Stored entries

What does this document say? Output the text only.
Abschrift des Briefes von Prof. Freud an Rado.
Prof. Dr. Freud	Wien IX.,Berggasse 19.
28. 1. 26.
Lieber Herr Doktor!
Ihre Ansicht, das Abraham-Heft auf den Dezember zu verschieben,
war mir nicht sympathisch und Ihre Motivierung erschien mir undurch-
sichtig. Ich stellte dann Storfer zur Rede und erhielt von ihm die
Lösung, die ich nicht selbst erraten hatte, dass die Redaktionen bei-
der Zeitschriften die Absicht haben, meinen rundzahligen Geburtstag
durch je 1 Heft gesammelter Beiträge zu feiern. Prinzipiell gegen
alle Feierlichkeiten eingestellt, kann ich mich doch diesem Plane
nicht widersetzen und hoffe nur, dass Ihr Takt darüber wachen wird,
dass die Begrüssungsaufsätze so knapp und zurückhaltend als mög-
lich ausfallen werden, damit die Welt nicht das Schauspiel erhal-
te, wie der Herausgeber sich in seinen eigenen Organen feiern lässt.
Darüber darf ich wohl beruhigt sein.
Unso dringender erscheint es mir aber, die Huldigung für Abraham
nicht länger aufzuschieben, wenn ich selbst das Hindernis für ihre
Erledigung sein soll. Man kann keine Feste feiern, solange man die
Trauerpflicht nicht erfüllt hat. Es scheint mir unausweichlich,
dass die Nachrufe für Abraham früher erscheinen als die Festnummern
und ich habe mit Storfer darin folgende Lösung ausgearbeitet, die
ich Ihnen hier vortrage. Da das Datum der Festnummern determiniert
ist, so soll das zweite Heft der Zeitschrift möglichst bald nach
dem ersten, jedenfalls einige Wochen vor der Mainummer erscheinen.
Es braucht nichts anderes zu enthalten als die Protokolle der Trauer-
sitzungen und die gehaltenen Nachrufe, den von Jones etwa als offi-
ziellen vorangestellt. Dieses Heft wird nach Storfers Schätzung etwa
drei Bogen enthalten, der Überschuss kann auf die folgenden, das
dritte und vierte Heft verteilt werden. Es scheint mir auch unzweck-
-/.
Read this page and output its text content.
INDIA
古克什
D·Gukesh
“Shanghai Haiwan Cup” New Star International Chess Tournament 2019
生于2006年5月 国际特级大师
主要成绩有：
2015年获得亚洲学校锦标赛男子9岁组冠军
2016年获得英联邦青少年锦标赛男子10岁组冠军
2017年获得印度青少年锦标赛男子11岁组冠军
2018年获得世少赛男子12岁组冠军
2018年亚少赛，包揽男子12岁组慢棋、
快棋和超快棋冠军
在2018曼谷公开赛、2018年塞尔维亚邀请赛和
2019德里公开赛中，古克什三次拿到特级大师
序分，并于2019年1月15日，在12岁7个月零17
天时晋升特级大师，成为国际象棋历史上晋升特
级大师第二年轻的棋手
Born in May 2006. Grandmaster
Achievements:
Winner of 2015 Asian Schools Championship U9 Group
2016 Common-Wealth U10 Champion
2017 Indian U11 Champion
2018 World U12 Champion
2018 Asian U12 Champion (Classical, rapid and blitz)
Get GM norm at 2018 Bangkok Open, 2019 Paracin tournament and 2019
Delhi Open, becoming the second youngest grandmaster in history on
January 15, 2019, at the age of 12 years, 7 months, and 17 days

...

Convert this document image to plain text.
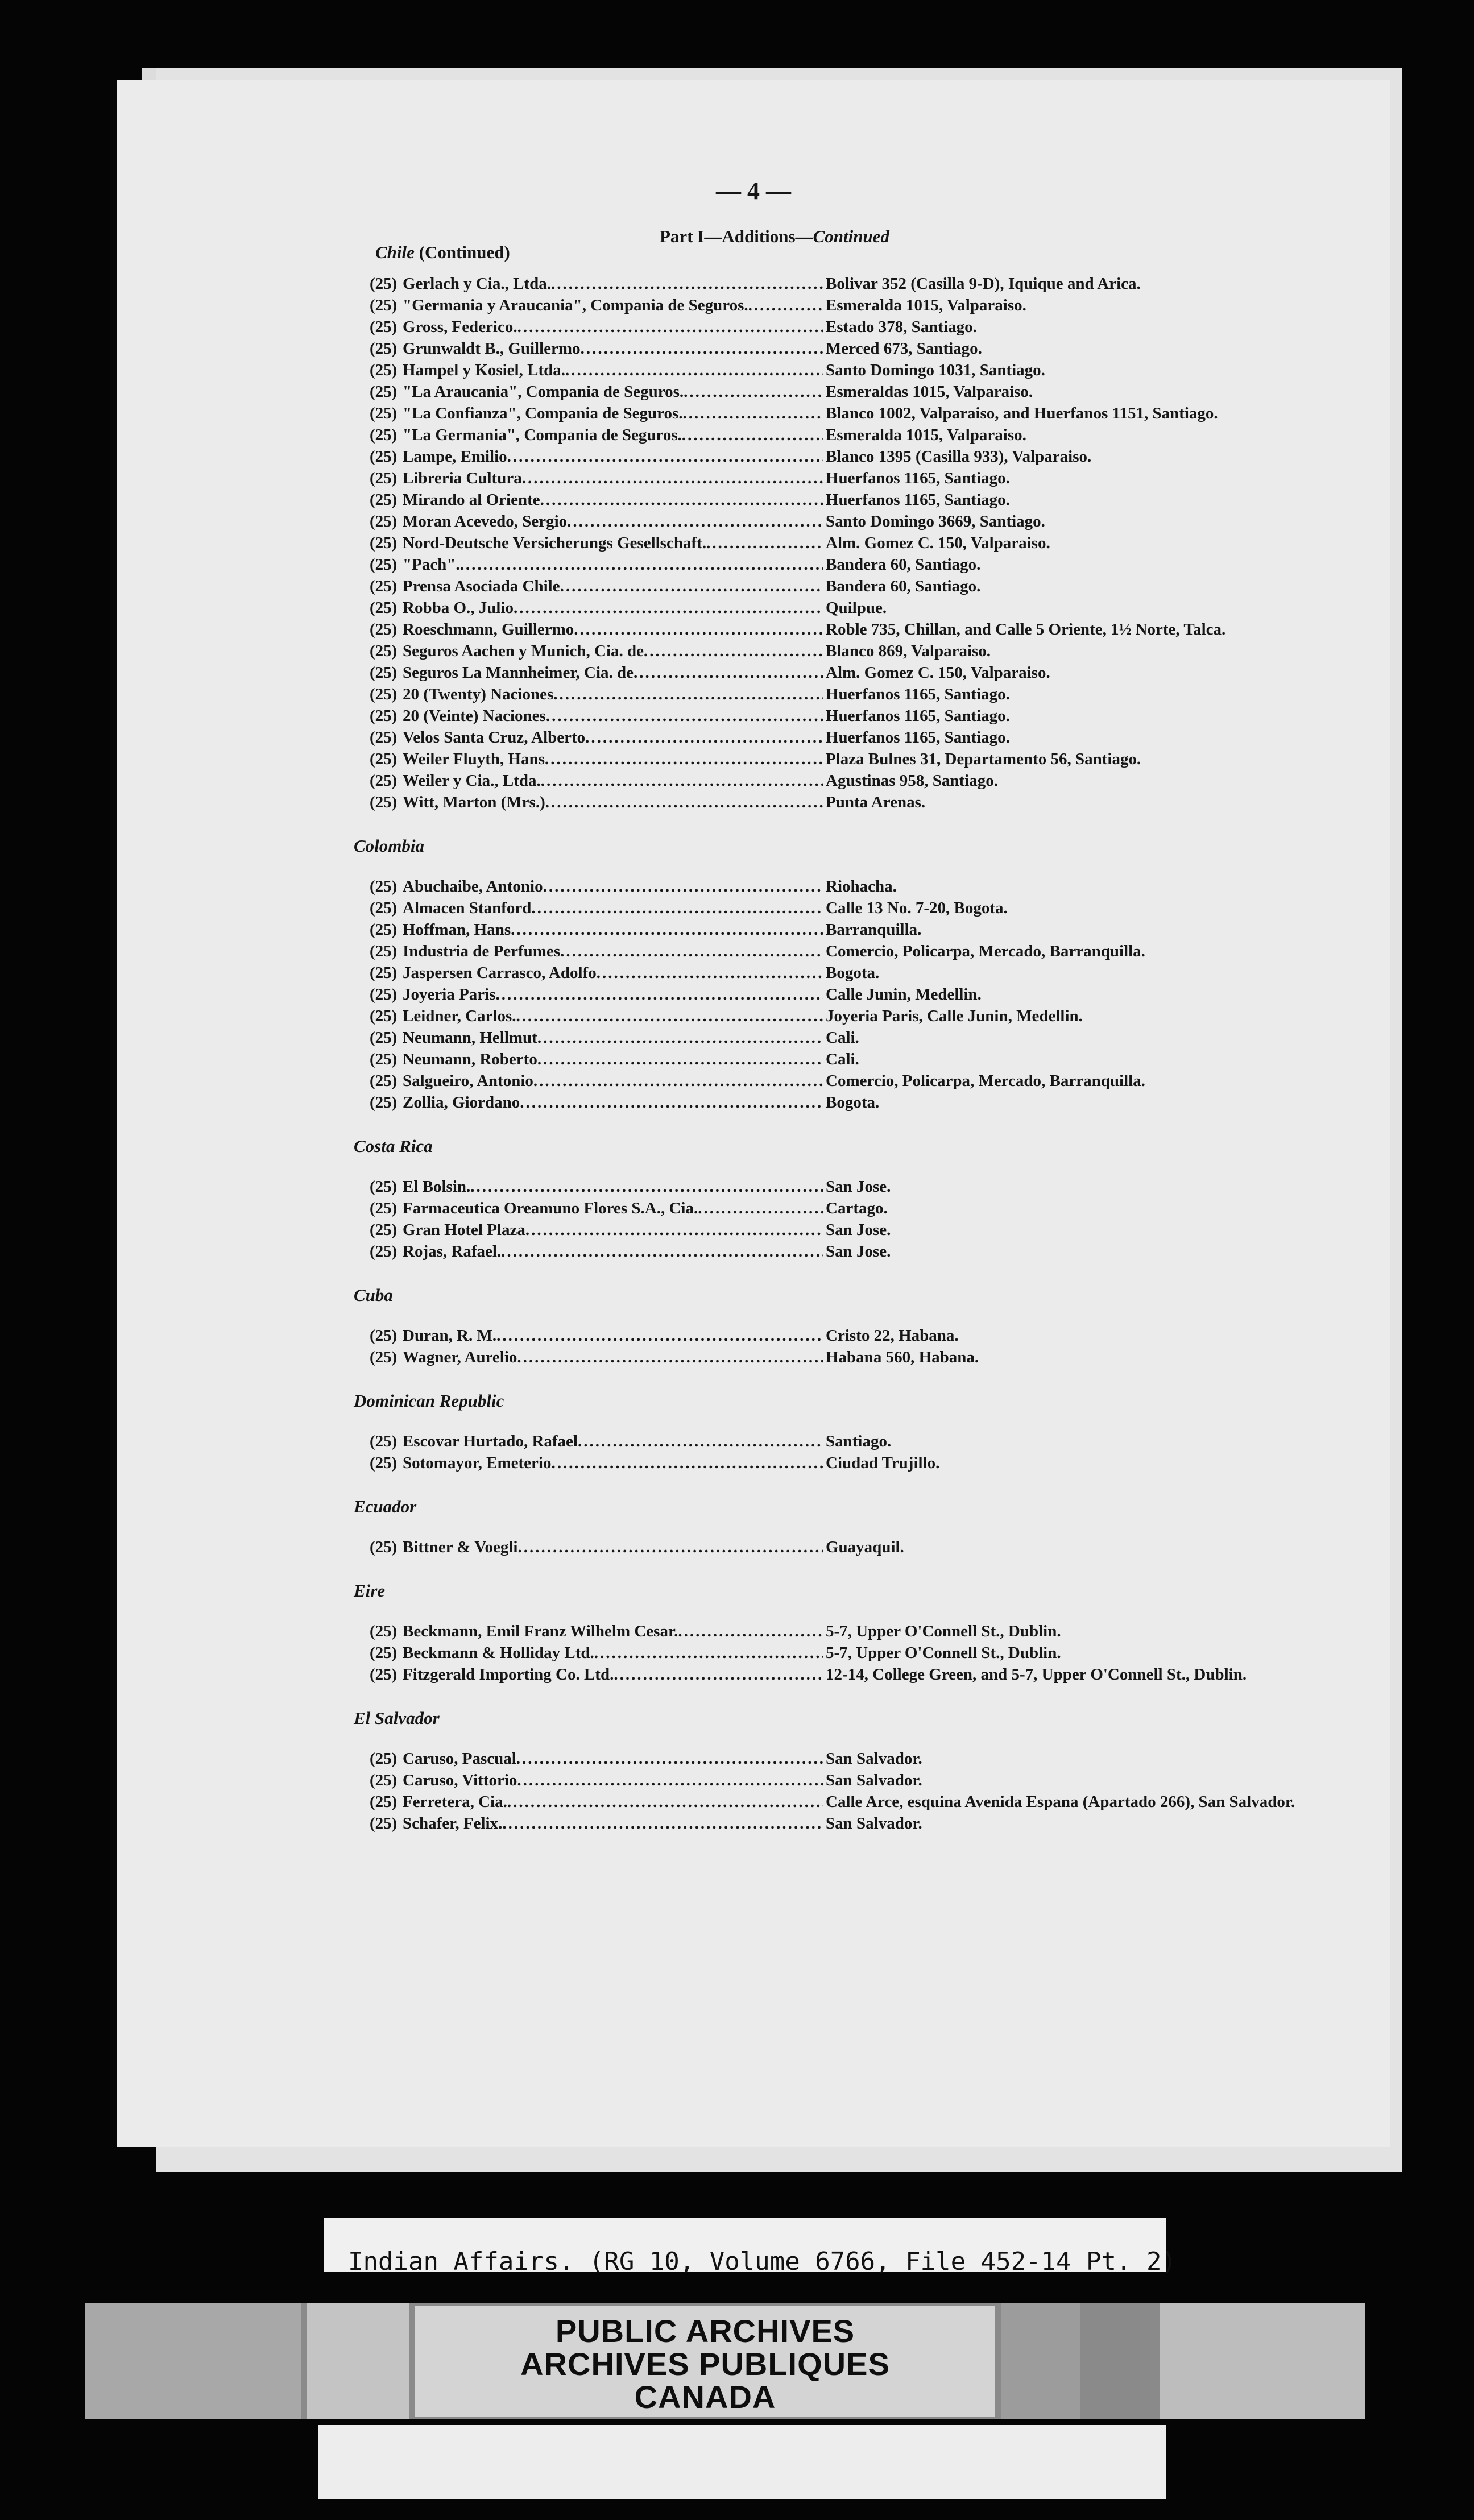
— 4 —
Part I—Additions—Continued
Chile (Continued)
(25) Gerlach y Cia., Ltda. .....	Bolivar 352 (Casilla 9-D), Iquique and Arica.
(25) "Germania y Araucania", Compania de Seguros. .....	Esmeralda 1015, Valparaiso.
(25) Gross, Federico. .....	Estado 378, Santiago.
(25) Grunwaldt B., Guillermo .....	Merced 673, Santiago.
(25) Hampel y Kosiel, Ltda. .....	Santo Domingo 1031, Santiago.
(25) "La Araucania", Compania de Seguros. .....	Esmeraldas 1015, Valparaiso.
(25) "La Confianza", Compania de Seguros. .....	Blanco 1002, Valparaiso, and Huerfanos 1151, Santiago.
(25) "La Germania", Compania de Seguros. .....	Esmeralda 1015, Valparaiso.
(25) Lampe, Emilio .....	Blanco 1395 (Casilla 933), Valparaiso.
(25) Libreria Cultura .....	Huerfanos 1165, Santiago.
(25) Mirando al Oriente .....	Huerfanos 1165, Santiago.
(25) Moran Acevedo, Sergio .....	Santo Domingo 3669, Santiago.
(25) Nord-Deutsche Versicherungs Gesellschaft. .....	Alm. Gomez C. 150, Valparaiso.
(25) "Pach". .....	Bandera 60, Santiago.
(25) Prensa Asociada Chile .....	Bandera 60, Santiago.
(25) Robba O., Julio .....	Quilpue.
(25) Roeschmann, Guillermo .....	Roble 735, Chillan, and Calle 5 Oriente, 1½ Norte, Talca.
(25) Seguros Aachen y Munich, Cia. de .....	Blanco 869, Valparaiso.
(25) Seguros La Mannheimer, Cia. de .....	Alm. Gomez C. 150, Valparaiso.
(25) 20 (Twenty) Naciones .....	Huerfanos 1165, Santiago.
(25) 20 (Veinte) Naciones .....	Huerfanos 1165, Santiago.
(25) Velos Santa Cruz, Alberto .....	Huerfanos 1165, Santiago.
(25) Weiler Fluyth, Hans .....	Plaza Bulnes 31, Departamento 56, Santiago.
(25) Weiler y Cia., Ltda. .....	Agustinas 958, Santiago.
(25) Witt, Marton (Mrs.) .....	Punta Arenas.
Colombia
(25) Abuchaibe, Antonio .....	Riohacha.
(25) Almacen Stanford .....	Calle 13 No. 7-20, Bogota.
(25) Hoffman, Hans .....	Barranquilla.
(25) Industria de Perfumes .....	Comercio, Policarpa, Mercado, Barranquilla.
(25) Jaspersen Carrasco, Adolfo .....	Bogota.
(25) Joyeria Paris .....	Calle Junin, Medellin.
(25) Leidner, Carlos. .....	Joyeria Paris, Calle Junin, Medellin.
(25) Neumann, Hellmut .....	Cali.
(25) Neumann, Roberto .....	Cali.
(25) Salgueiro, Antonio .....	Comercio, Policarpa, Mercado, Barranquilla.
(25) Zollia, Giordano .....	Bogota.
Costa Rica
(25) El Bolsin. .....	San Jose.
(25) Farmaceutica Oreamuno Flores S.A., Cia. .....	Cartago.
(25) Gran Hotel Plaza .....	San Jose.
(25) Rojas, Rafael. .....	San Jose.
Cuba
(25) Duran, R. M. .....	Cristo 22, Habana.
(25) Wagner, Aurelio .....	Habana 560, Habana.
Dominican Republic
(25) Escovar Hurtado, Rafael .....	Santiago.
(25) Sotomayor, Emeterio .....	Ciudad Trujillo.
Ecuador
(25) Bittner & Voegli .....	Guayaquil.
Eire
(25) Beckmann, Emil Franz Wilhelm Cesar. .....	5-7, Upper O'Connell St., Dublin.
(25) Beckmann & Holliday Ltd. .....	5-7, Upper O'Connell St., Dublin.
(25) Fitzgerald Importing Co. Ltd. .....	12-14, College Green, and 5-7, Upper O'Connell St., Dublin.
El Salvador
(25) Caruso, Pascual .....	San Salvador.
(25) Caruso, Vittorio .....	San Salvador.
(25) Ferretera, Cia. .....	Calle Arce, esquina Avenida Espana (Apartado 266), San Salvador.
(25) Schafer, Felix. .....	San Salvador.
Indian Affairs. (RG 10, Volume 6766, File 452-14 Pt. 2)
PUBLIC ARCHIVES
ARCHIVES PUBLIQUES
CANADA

▶ **Objective**
Each line that holds the word "Plaza" is to be copied.

▶ **Finished answer**
(25) Weiler Fluyth, Hans .....	Plaza Bulnes 31, Departamento 56, Santiago.
(25) Gran Hotel Plaza .....	San Jose.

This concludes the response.